Task to carry out:
Please reproduce the Paul Quinn rugby league profile below in full, word for word.

──────── Excerpt provided ────────

Paul Quinn

Personal information
- Born: 28 March 1938 Gerringong, New South Wales, Australia
- Died: 19 June 2015 (aged 77) Canberra, Australian Capital Territory, Australia

Playing information
- Position: Prop
Club
| Years | Team | Pld | T | G | FG | P |
| 1961–63 | Gerringong |  |  |  |  |  |
| 1964–67 | Newtown | 65 | 4 | 0 | 0 | 12 |
| 1968 | Nowra |  |  |  |  |  |
|  | Total | 65 | 4 | 0 | 0 | 12 |
Representative
| Years | Team | Pld | T | G | FG | P |
| 1962–?? | Southern Division |  |  |  |  |  |
| 1963–68 | Country NSW | 3 | 0 | 0 | 0 | 0 |
| 1963–65 | New South Wales | 9 | 0 | 0 | 0 | 0 |
| 1963–65 | Australia | 7 | 0 | 0 | 0 | 0 |
| 1965 | City NSW | 1 | 0 | 0 | 0 | 0 |

Coaching information
Representative
| Years | Team | Gms | W | D | L | W% |
| 1965 | New South Wales | 1 | 1 | 0 | 0 | 100 |
- Source:

= Paul Quinn (rugby league, born 1938) =

Australian RL coach and former Australia international rugby league footballer

Paul Quinn (28 March 1938 – 19 June 2015) was an Australian rugby league footballer who played in the 1960s. An Australian international and New South Wales interstate representative forward, he played club football on the New South Wales South Coast as well in Sydney's NSWRFL Premiership with Newtown.

──────── Records ────────

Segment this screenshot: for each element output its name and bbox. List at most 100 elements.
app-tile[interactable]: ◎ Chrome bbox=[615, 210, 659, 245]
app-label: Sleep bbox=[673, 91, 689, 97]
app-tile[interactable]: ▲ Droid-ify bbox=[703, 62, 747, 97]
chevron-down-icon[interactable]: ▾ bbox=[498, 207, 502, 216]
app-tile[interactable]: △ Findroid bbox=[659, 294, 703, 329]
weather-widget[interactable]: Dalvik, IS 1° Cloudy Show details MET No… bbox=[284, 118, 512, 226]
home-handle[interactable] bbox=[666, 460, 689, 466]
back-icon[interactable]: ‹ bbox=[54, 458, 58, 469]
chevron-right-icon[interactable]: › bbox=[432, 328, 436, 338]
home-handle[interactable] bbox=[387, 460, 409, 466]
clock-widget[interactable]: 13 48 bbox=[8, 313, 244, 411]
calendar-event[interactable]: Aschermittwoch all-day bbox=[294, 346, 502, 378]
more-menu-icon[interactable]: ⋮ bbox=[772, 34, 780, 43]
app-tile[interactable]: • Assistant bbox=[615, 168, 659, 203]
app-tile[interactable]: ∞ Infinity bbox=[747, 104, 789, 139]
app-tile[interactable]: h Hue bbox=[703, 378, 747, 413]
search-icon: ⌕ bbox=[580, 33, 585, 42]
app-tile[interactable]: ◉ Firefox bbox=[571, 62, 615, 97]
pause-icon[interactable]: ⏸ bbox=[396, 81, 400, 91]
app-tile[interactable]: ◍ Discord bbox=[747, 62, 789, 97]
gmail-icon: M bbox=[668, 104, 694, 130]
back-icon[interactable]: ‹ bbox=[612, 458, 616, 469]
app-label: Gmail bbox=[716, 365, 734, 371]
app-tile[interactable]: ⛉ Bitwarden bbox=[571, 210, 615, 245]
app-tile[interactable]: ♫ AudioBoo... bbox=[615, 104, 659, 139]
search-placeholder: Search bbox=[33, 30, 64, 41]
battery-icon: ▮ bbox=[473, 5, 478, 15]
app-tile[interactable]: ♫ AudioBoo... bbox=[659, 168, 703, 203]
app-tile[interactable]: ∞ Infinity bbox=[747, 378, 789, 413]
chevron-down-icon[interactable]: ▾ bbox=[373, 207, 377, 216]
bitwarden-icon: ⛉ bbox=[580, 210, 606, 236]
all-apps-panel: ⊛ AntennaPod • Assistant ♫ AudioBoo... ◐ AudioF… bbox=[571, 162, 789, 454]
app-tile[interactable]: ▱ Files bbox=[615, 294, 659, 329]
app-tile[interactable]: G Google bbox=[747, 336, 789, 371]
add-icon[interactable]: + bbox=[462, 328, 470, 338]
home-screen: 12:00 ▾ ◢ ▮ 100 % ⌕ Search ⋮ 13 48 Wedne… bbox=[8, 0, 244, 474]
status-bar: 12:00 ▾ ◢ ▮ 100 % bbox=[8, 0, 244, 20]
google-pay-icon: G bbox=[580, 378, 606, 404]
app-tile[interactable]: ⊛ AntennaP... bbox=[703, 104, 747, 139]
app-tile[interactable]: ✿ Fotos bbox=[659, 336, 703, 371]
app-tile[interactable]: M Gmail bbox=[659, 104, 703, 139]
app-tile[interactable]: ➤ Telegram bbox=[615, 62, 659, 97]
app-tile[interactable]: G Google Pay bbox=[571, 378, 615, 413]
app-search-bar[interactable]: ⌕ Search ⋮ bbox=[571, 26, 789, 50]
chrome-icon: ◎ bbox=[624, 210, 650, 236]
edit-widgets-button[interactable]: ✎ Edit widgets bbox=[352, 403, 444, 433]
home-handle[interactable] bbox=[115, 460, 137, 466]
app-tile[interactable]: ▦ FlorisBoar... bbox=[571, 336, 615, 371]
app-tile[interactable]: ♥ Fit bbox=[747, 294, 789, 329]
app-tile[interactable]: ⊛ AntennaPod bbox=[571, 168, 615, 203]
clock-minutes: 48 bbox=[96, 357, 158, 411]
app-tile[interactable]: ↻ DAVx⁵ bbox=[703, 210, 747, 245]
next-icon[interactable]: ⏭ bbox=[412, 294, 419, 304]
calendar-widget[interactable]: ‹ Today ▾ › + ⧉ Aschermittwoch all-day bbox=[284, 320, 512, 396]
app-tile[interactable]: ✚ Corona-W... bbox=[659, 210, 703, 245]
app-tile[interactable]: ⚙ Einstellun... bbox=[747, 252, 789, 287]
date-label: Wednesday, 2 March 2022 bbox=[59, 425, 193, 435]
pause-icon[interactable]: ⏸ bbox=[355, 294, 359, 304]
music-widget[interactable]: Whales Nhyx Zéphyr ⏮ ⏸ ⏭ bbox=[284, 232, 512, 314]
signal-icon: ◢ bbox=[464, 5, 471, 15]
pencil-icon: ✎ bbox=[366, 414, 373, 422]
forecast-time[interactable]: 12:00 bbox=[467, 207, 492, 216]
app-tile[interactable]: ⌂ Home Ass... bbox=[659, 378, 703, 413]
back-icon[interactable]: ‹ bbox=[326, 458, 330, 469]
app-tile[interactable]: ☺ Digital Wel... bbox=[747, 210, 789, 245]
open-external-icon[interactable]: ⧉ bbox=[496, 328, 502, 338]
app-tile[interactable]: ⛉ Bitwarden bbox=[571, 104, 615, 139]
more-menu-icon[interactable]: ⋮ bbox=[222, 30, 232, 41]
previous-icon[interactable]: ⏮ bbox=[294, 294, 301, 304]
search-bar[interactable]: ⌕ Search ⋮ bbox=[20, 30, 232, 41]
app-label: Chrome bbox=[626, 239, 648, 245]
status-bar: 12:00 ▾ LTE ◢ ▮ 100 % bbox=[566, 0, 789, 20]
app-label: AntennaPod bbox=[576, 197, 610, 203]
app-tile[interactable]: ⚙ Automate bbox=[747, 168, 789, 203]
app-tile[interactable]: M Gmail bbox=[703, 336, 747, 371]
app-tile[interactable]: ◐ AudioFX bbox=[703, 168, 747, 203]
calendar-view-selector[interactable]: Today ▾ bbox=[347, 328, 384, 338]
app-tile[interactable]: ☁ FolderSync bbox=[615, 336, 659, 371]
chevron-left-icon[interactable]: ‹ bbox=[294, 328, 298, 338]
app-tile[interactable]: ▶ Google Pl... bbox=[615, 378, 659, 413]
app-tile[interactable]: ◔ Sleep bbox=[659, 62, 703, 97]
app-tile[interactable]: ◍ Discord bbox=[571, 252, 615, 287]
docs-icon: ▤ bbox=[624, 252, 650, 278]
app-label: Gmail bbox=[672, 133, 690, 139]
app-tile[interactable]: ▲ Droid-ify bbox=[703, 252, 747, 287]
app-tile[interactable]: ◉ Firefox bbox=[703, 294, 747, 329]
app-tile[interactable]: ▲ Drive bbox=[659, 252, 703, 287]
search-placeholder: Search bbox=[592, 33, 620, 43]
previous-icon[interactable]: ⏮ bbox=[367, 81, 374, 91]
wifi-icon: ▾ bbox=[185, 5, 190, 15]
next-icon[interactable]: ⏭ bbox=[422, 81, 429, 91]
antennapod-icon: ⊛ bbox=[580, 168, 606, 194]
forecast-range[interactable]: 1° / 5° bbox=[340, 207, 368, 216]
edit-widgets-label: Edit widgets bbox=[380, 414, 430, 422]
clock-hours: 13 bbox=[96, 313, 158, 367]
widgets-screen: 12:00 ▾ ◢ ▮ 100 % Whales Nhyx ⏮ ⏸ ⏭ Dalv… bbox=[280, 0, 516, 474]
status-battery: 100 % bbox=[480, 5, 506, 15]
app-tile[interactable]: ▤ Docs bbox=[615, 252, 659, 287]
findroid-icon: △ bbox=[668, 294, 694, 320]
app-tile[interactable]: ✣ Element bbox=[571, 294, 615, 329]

────────
──────── Records ────────

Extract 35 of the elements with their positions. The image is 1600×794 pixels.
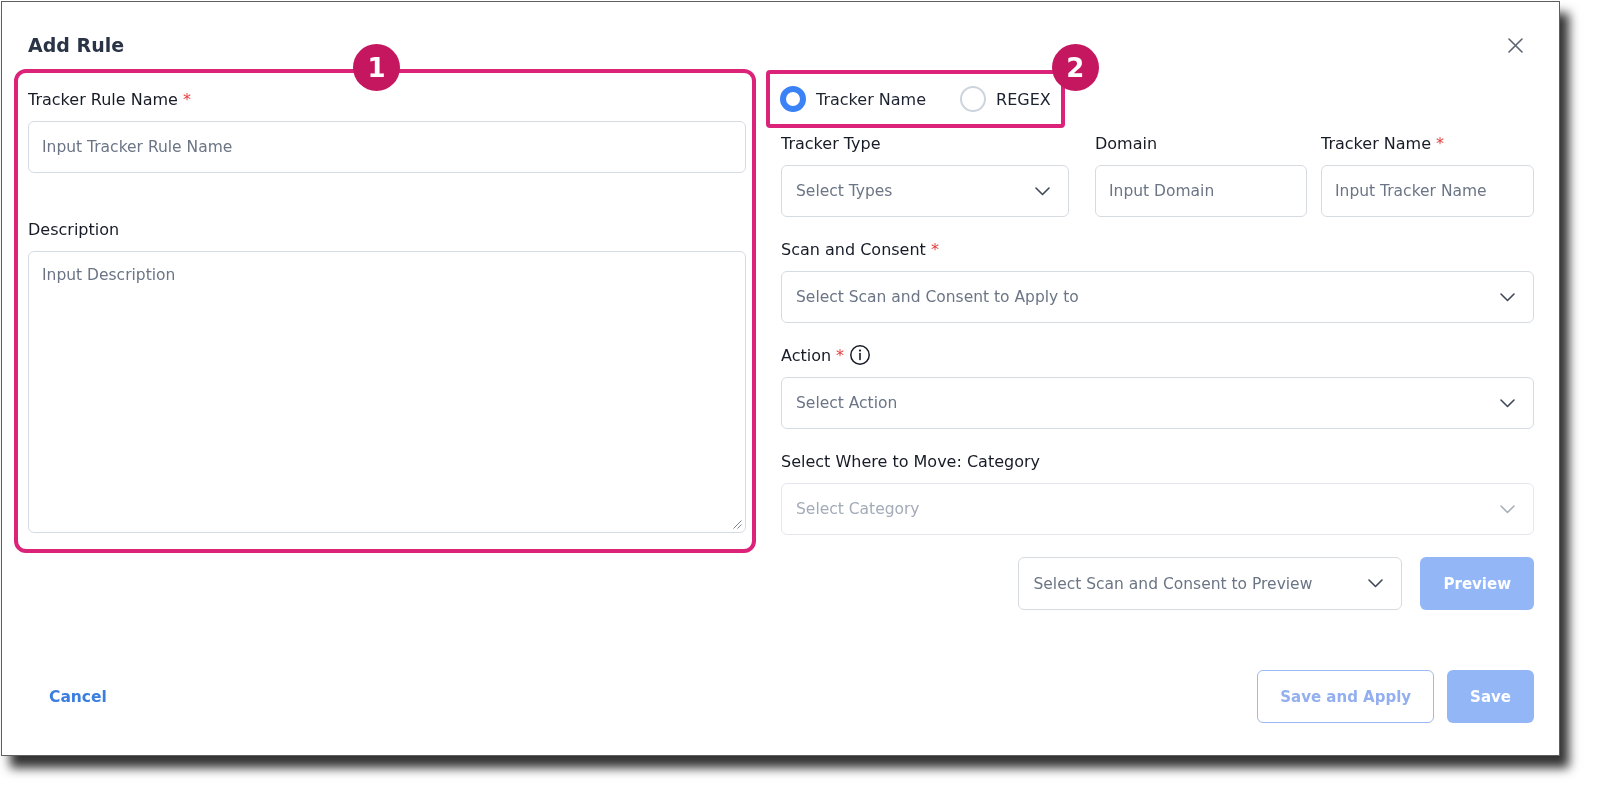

────────

Answer:
Paul Quinn

Personal information
- Born: 28 March 1938 Gerringong, New South Wales, Australia
- Died: 19 June 2015 (aged 77) Canberra, Australian Capital Territory, Australia

Playing information
- Position: Prop
Club
| Years | Team | Pld | T | G | FG | P |
| 1961–63 | Gerringong |  |  |  |  |  |
| 1964–67 | Newtown | 65 | 4 | 0 | 0 | 12 |
| 1968 | Nowra |  |  |  |  |  |
|  | Total | 65 | 4 | 0 | 0 | 12 |
Representative
| Years | Team | Pld | T | G | FG | P |
| 1962–?? | Southern Division |  |  |  |  |  |
| 1963–68 | Country NSW | 3 | 0 | 0 | 0 | 0 |
| 1963–65 | New South Wales | 9 | 0 | 0 | 0 | 0 |
| 1963–65 | Australia | 7 | 0 | 0 | 0 | 0 |
| 1965 | City NSW | 1 | 0 | 0 | 0 | 0 |

Coaching information
Representative
| Years | Team | Gms | W | D | L | W% |
| 1965 | New South Wales | 1 | 1 | 0 | 0 | 100 |
- Source:

= Paul Quinn (rugby league, born 1938) =

Australian RL coach and former Australia international rugby league footballer

Paul Quinn (28 March 1938 – 19 June 2015) was an Australian rugby league footballer who played in the 1960s. An Australian international and New South Wales interstate representative forward, he played club football on the New South Wales South Coast as well in Sydney's NSWRFL Premiership with Newtown.